▶ _Set problem_: Copy the rows below word for word, each line as it stands, and leave out the pictures.

▶ _Entries supplied_:
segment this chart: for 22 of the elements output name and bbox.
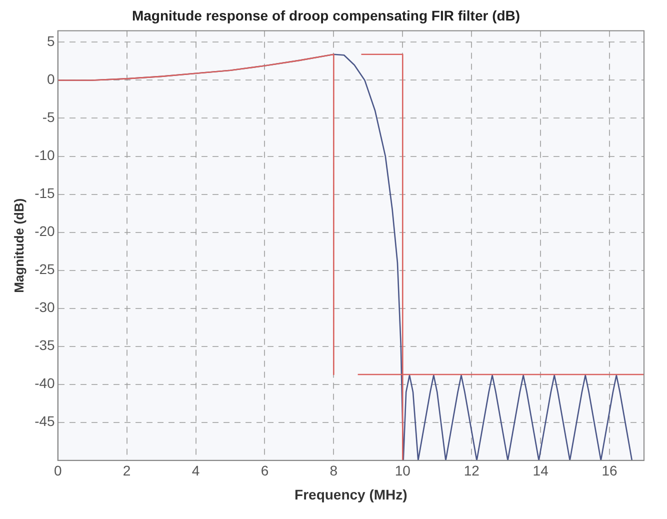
- y-tick-label: -20: [34, 223, 56, 240]
- y-tick-label: -25: [34, 261, 56, 278]
- chart-title: Magnitude response of droop compensating FIR filter (dB): [132, 7, 520, 24]
- x-tick-label: 8: [330, 462, 338, 479]
- x-axis-title: Frequency (MHz): [294, 486, 408, 502]
- y-tick-label: -40: [34, 375, 56, 392]
- y-tick-label: -5: [42, 109, 56, 126]
- y-tick-label: -15: [34, 185, 56, 202]
- y-axis-title: Magnitude (dB): [11, 198, 26, 293]
- y-tick-label: -45: [34, 413, 56, 430]
- x-tick-label: 12: [464, 462, 480, 479]
- y-tick-label: 0: [47, 71, 56, 88]
- y-tick-label: -35: [34, 337, 56, 354]
- x-tick-label: 2: [122, 462, 131, 479]
- y-tick-label: -30: [34, 299, 56, 316]
- y-tick-label: -10: [34, 147, 56, 164]
- x-tick-label: 14: [532, 462, 549, 479]
- x-tick-label: 16: [602, 462, 618, 479]
- x-tick-label: 10: [394, 462, 411, 479]
- x-tick-label: 4: [192, 462, 200, 479]
- x-tick-label: 6: [260, 462, 269, 479]
- y-tick-label: 5: [47, 33, 56, 50]
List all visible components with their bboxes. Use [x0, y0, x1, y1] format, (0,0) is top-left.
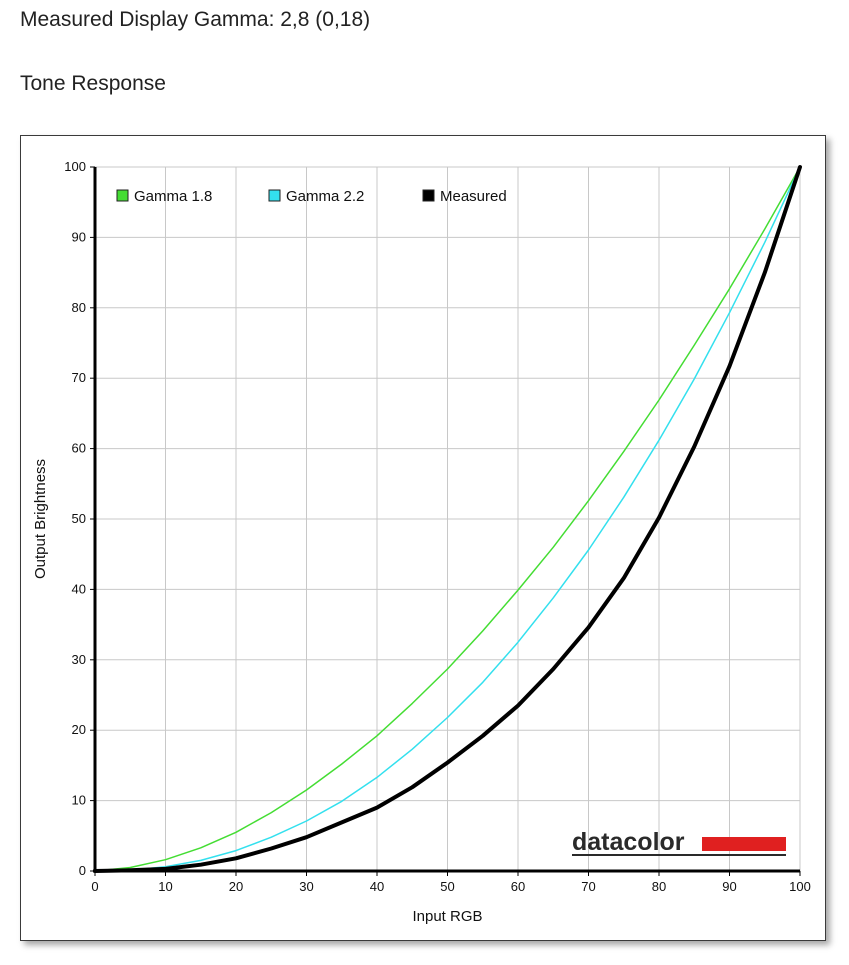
x-tick-label: 50 — [440, 879, 454, 894]
y-tick-label: 0 — [79, 863, 86, 878]
legend-swatch-gamma-2-2 — [268, 189, 281, 202]
chart-canvas: 0 10 20 30 40 50 60 70 80 90 100 0 10 20 30 40 50 60 70 80 9… — [32, 159, 811, 925]
y-axis-title: Output Brightness — [32, 459, 49, 579]
y-tick-label: 70 — [72, 370, 86, 385]
x-tick-label: 70 — [581, 879, 595, 894]
y-tick-label: 50 — [72, 511, 86, 526]
legend-label-gamma-2-2: Gamma 2.2 — [286, 188, 364, 205]
legend-swatch-measured — [422, 189, 435, 202]
y-tick-label: 100 — [64, 159, 86, 174]
legend-label-measured: Measured — [440, 188, 507, 205]
y-tick-label: 60 — [72, 441, 86, 456]
series-line-gamma-1-8 — [94, 166, 801, 872]
x-tick-label: 30 — [299, 879, 313, 894]
legend-swatch-gamma-1-8 — [116, 189, 129, 202]
y-tick-label: 80 — [72, 300, 86, 315]
x-tick-label: 20 — [229, 879, 243, 894]
y-tick-label: 90 — [72, 229, 86, 244]
y-tick-label: 40 — [72, 581, 86, 596]
x-tick-label: 0 — [91, 879, 98, 894]
y-tick-label: 20 — [72, 722, 86, 737]
y-tick-label: 30 — [72, 652, 86, 667]
datacolor-logo-bar — [702, 837, 786, 851]
series-line-gamma-2-2 — [94, 166, 801, 872]
y-tick-label: 10 — [72, 793, 86, 808]
legend-label-gamma-1-8: Gamma 1.8 — [134, 188, 212, 205]
x-axis-title: Input RGB — [412, 908, 482, 925]
section-title: Tone Response — [20, 72, 166, 95]
datacolor-logo-text: datacolor — [572, 828, 685, 856]
x-tick-label: 10 — [158, 879, 172, 894]
x-tick-label: 60 — [511, 879, 525, 894]
x-tick-label: 40 — [370, 879, 384, 894]
x-tick-label: 80 — [652, 879, 666, 894]
tone-response-chart: 0 10 20 30 40 50 60 70 80 90 100 0 10 20 30 40 50 60 70 80 9… — [20, 135, 826, 941]
series-line-measured — [93, 165, 802, 873]
x-tick-label: 90 — [722, 879, 736, 894]
measured-gamma-text: Measured Display Gamma: 2,8 (0,18) — [20, 8, 371, 31]
x-tick-label: 100 — [789, 879, 811, 894]
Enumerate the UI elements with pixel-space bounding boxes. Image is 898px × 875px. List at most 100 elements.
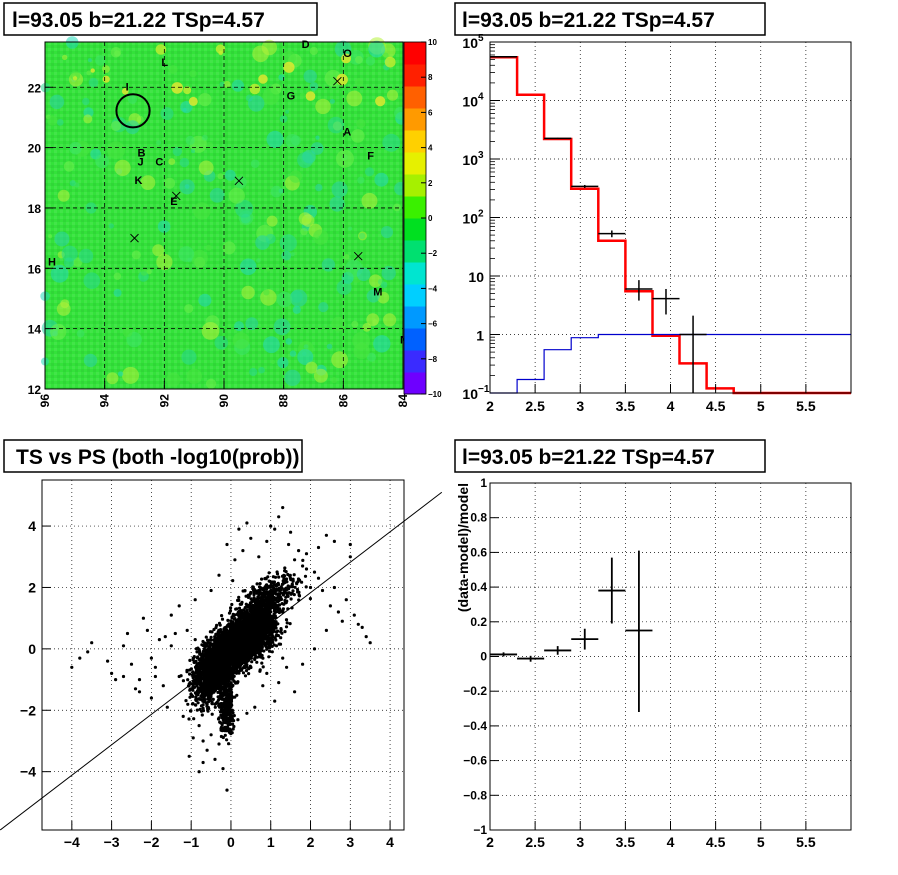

▶ _Answer for the task_:
segment this chart: for 22 of the elements output name and bbox.
- y-tick-label: -20: [34, 223, 56, 240]
- y-tick-label: -25: [34, 261, 56, 278]
- chart-title: Magnitude response of droop compensating FIR filter (dB): [132, 7, 520, 24]
- x-tick-label: 8: [330, 462, 338, 479]
- x-axis-title: Frequency (MHz): [294, 486, 408, 502]
- y-tick-label: -40: [34, 375, 56, 392]
- y-tick-label: -5: [42, 109, 56, 126]
- y-tick-label: -15: [34, 185, 56, 202]
- y-axis-title: Magnitude (dB): [11, 198, 26, 293]
- y-tick-label: -45: [34, 413, 56, 430]
- x-tick-label: 12: [464, 462, 480, 479]
- y-tick-label: 0: [47, 71, 56, 88]
- y-tick-label: -35: [34, 337, 56, 354]
- x-tick-label: 2: [122, 462, 131, 479]
- y-tick-label: -30: [34, 299, 56, 316]
- y-tick-label: -10: [34, 147, 56, 164]
- x-tick-label: 14: [532, 462, 549, 479]
- x-tick-label: 16: [602, 462, 618, 479]
- x-tick-label: 10: [394, 462, 411, 479]
- x-tick-label: 4: [192, 462, 200, 479]
- x-tick-label: 6: [260, 462, 269, 479]
- y-tick-label: 5: [47, 33, 56, 50]
List all visible components with their bboxes. Use [x0, y0, x1, y1] format, (0,0) is top-left.
x-tick-label: 50 — [440, 879, 454, 894]
y-tick-label: 0 — [79, 863, 86, 878]
legend-swatch-gamma-2-2 — [268, 189, 281, 202]
chart-canvas: 0 10 20 30 40 50 60 70 80 90 100 0 10 20 30 40 50 60 70 80 9… — [32, 159, 811, 925]
y-axis-title: Output Brightness — [32, 459, 49, 579]
y-tick-label: 70 — [72, 370, 86, 385]
x-tick-label: 70 — [581, 879, 595, 894]
y-tick-label: 50 — [72, 511, 86, 526]
legend-label-gamma-2-2: Gamma 2.2 — [286, 188, 364, 205]
legend-swatch-measured — [422, 189, 435, 202]
y-tick-label: 100 — [64, 159, 86, 174]
legend-label-measured: Measured — [440, 188, 507, 205]
y-tick-label: 60 — [72, 441, 86, 456]
series-line-gamma-1-8 — [94, 166, 801, 872]
x-tick-label: 30 — [299, 879, 313, 894]
legend-swatch-gamma-1-8 — [116, 189, 129, 202]
y-tick-label: 80 — [72, 300, 86, 315]
x-tick-label: 20 — [229, 879, 243, 894]
y-tick-label: 90 — [72, 229, 86, 244]
y-tick-label: 40 — [72, 581, 86, 596]
x-tick-label: 0 — [91, 879, 98, 894]
y-tick-label: 20 — [72, 722, 86, 737]
y-tick-label: 30 — [72, 652, 86, 667]
datacolor-logo-bar — [702, 837, 786, 851]
series-line-gamma-2-2 — [94, 166, 801, 872]
y-tick-label: 10 — [72, 793, 86, 808]
legend-label-gamma-1-8: Gamma 1.8 — [134, 188, 212, 205]
x-axis-title: Input RGB — [412, 908, 482, 925]
section-title: Tone Response — [20, 72, 166, 95]
datacolor-logo-text: datacolor — [572, 828, 685, 856]
x-tick-label: 10 — [158, 879, 172, 894]
x-tick-label: 60 — [511, 879, 525, 894]
x-tick-label: 40 — [370, 879, 384, 894]
x-tick-label: 80 — [652, 879, 666, 894]
tone-response-chart: 0 10 20 30 40 50 60 70 80 90 100 0 10 20 30 40 50 60 70 80 9… — [20, 135, 826, 941]
series-line-measured — [93, 165, 802, 873]
x-tick-label: 90 — [722, 879, 736, 894]
measured-gamma-text: Measured Display Gamma: 2,8 (0,18) — [20, 8, 371, 31]
x-tick-label: 100 — [789, 879, 811, 894]
Enumerate the UI elements with pixel-space bounding boxes. Image is 898px × 875px. List at most 100 elements.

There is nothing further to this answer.